- _To be done_
Pick out every line of the entries below where "制度执行严格" occurs, and copy those lines.

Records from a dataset
* * * * * * *

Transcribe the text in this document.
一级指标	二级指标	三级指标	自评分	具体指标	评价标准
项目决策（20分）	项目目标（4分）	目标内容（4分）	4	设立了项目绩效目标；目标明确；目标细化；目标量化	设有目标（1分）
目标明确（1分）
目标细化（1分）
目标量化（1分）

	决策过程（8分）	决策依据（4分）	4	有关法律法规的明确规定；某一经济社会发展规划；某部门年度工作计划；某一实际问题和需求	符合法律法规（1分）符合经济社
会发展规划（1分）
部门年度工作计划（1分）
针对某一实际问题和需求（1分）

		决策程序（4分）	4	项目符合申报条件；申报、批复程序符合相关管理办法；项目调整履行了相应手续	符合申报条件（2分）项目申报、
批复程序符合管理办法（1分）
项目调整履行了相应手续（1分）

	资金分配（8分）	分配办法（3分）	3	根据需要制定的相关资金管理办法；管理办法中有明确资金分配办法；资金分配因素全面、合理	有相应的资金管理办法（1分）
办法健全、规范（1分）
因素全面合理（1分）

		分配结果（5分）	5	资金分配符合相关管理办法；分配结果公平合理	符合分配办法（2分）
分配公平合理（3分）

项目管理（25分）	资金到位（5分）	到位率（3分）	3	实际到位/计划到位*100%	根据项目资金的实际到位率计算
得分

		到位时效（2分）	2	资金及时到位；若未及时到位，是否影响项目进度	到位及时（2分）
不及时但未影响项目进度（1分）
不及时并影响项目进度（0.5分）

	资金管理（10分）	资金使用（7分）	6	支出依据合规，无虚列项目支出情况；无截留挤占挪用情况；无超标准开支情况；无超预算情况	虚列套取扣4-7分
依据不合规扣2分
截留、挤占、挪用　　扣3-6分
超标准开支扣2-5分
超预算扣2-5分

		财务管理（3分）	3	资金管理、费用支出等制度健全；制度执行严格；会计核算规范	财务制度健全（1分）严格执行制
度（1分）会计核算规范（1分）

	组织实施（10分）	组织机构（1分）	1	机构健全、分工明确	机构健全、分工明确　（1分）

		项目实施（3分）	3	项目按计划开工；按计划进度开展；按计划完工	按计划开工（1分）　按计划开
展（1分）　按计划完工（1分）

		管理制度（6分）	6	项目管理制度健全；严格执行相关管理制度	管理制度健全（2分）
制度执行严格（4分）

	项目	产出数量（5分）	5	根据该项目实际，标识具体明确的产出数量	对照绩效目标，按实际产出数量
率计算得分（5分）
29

* * * * * * *

- _Result below_
		财务管理（3分）	3	资金管理、费用支出等制度健全；制度执行严格；会计核算规范	财务制度健全（1分）严格执行制
制度执行严格（4分）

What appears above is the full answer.